Extracted data entries:
**********

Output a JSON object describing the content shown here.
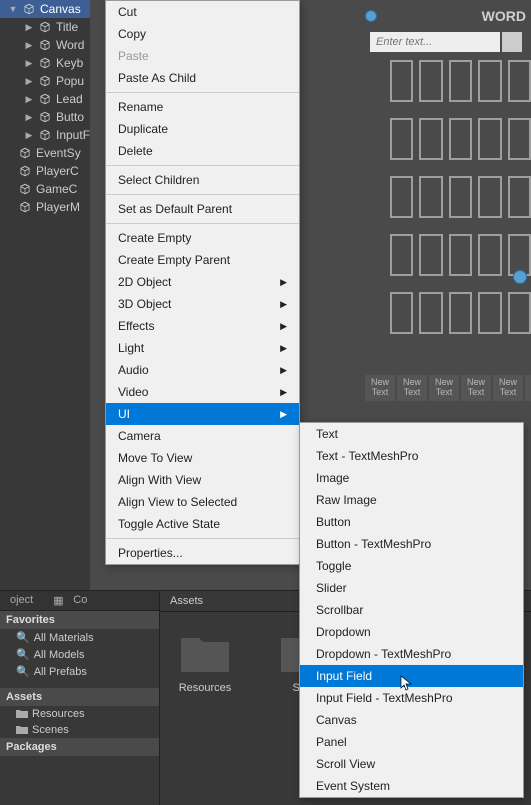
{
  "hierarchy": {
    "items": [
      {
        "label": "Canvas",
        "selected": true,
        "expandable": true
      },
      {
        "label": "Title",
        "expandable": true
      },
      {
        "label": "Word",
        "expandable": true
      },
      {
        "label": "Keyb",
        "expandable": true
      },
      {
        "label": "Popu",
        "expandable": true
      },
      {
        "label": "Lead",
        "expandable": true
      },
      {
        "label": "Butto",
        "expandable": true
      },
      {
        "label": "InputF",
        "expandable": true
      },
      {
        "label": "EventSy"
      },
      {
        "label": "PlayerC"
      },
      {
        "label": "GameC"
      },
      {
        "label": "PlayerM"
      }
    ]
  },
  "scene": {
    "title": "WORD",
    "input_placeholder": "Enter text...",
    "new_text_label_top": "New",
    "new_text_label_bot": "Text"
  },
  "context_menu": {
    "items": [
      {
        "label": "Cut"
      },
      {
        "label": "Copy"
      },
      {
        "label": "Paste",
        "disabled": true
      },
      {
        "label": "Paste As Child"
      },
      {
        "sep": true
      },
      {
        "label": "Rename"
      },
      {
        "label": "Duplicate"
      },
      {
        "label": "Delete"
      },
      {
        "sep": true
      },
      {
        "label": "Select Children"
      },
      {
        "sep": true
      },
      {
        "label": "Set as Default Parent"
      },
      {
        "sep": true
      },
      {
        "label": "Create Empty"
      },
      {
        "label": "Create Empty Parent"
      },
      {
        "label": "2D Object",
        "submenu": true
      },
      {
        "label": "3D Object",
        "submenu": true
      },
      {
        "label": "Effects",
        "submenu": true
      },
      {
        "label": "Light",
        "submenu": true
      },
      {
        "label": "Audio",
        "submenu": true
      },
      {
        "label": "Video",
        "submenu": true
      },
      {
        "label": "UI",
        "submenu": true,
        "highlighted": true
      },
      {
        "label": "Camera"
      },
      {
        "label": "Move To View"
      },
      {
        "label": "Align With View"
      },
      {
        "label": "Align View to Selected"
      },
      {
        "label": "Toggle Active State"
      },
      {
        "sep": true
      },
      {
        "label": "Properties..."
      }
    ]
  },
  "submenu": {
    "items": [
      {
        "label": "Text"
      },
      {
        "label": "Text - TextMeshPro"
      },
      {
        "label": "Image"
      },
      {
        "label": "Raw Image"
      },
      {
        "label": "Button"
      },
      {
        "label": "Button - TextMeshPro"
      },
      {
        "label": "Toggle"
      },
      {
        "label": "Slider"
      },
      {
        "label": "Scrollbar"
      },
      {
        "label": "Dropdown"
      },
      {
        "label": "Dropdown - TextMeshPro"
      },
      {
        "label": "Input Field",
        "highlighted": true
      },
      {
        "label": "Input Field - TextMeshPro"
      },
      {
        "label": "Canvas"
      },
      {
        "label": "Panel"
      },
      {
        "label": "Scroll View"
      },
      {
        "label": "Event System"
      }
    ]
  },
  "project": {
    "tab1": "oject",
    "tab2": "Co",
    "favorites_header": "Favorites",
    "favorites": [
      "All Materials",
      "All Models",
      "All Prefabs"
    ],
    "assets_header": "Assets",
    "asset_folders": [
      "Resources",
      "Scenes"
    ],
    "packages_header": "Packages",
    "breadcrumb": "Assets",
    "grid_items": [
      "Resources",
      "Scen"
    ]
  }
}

**********

Task brief
Extract from the data every line where "Button" shows up.

The reply
        "label": "Button"
        "label": "Button - TextMeshPro"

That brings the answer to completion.